**Directions for this task:**
Locate the word "xlabel" in the material, then show every line that holds it.

**Available records:**
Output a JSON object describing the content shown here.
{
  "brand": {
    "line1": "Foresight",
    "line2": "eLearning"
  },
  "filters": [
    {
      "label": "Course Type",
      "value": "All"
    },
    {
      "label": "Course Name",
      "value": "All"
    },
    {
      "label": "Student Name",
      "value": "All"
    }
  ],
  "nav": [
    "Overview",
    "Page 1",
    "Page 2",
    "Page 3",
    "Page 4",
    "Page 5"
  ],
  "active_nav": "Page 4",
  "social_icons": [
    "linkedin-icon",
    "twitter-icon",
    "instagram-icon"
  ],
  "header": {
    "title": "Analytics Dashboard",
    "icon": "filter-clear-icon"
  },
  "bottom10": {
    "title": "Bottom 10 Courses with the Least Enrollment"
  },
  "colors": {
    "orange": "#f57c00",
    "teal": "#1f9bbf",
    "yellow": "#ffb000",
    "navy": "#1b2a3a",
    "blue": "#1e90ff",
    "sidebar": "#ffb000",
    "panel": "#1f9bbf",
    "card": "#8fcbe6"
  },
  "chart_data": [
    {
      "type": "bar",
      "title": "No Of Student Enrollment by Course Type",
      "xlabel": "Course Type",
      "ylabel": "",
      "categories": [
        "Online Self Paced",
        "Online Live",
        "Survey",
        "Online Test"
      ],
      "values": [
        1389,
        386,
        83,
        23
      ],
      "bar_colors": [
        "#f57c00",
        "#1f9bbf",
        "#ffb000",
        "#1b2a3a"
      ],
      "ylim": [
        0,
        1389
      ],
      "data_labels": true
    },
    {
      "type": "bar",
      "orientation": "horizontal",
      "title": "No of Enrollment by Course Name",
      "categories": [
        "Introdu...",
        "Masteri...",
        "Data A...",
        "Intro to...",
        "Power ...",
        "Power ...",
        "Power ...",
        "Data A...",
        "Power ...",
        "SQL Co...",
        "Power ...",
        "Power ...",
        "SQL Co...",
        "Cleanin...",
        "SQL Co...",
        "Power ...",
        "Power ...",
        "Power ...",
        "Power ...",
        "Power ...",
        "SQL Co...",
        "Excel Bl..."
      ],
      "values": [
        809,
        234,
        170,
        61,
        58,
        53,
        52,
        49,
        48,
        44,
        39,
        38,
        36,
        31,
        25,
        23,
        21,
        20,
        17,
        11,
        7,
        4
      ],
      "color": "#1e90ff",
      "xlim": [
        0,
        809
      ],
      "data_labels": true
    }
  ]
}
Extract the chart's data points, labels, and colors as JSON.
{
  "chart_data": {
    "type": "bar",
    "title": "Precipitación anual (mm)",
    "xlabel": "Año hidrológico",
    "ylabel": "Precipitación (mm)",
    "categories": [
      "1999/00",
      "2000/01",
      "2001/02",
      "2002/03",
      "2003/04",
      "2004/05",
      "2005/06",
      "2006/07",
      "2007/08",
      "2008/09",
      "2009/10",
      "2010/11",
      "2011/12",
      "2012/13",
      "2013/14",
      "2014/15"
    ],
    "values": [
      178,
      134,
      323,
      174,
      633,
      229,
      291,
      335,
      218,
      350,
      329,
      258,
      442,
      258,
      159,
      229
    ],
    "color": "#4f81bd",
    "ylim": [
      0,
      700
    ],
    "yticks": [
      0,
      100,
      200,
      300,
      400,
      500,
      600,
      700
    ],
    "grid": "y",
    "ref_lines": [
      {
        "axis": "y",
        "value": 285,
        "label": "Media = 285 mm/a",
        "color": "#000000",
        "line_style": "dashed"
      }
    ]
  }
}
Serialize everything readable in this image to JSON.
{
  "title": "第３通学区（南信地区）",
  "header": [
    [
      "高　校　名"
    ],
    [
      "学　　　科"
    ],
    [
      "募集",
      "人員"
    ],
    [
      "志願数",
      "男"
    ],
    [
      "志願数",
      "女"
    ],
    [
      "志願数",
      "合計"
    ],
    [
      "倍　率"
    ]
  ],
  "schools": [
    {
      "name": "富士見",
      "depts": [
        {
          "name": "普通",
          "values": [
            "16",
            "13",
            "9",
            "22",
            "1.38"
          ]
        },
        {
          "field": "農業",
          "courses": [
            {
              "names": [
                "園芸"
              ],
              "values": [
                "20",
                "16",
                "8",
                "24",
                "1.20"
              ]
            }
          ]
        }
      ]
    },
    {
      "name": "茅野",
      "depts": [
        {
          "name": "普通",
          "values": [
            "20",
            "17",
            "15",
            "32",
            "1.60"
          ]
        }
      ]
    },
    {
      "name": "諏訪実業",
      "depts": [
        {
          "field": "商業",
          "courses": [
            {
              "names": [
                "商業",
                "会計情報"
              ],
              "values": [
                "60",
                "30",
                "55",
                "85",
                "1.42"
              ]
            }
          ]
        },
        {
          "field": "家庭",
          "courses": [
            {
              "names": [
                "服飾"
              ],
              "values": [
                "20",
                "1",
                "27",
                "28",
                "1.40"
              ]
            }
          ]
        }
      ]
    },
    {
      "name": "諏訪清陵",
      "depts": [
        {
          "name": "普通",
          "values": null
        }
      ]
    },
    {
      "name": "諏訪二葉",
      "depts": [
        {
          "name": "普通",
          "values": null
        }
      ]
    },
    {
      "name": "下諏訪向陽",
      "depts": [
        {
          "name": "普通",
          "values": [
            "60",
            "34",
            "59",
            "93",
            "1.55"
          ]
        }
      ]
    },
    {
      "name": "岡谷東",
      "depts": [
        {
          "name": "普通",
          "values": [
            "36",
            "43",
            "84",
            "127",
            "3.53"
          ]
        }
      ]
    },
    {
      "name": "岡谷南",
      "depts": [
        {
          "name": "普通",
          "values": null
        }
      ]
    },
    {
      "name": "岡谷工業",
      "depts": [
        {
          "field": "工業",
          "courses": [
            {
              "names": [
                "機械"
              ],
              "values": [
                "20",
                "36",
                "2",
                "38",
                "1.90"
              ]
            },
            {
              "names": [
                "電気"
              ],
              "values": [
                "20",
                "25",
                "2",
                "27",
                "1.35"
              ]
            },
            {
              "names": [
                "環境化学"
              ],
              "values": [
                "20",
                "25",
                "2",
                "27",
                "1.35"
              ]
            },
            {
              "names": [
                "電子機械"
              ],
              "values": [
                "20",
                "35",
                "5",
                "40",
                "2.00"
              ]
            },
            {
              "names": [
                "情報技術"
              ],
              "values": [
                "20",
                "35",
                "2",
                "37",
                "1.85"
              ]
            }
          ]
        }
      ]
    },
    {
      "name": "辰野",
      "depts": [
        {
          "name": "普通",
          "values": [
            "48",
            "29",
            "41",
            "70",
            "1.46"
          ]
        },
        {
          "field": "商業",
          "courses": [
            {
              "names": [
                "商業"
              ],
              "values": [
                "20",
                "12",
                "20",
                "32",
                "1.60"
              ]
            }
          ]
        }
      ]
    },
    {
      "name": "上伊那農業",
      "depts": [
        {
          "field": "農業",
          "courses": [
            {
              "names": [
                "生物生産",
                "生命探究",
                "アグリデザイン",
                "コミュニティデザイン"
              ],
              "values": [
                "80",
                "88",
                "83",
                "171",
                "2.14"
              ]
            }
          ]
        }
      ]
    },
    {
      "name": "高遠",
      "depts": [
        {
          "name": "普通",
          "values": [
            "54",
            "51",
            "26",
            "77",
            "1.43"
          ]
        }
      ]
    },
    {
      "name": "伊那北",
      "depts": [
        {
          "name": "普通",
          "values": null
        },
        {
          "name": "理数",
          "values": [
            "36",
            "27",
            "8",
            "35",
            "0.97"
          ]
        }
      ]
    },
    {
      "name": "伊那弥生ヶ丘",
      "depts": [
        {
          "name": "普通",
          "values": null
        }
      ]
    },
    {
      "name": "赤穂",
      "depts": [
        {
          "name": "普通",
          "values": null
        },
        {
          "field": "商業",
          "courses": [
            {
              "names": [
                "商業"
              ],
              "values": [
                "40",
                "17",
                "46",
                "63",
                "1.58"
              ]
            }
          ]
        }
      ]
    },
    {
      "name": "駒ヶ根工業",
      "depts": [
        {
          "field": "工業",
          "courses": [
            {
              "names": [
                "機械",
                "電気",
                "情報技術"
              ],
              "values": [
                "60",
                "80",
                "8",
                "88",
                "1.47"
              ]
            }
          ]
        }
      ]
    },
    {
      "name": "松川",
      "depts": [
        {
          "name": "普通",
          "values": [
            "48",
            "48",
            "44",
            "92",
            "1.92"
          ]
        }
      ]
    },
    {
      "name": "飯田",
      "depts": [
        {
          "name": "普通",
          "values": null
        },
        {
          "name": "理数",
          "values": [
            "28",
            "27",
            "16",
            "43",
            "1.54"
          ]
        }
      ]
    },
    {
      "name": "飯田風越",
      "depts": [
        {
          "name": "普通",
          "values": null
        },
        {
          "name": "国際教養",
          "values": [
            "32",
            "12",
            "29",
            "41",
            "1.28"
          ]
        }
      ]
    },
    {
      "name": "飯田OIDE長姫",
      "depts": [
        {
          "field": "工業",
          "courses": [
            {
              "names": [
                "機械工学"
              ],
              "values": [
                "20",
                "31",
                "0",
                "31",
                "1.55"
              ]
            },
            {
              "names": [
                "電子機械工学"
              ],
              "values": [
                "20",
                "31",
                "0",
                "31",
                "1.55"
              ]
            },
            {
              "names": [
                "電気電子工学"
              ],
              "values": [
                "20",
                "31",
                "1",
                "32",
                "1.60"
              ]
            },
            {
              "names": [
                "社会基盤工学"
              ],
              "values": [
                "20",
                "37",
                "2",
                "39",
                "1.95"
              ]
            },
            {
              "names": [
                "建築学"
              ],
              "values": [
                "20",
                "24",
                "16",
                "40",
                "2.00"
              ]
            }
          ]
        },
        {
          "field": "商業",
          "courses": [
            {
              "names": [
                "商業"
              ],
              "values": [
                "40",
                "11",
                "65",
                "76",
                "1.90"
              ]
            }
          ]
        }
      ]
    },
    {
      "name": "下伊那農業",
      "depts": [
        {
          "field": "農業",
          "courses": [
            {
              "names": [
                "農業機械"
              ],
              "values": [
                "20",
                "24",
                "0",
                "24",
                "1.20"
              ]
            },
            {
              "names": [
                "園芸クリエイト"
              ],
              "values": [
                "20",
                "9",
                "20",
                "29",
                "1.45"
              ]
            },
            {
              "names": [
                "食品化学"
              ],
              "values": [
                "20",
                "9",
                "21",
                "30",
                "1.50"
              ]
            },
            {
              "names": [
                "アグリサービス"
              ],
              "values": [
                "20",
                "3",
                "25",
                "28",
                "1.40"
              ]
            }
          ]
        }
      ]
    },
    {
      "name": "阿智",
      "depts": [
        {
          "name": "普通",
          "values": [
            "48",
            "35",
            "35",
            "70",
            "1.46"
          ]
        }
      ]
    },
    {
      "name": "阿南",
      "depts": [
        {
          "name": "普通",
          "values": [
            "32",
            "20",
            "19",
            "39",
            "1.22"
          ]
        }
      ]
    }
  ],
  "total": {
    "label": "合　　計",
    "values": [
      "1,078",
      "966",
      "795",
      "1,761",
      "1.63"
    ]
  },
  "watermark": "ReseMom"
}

**Answer to this problem:**
      "xlabel": "Course Type",
    "xlabel": "Año hidrológico",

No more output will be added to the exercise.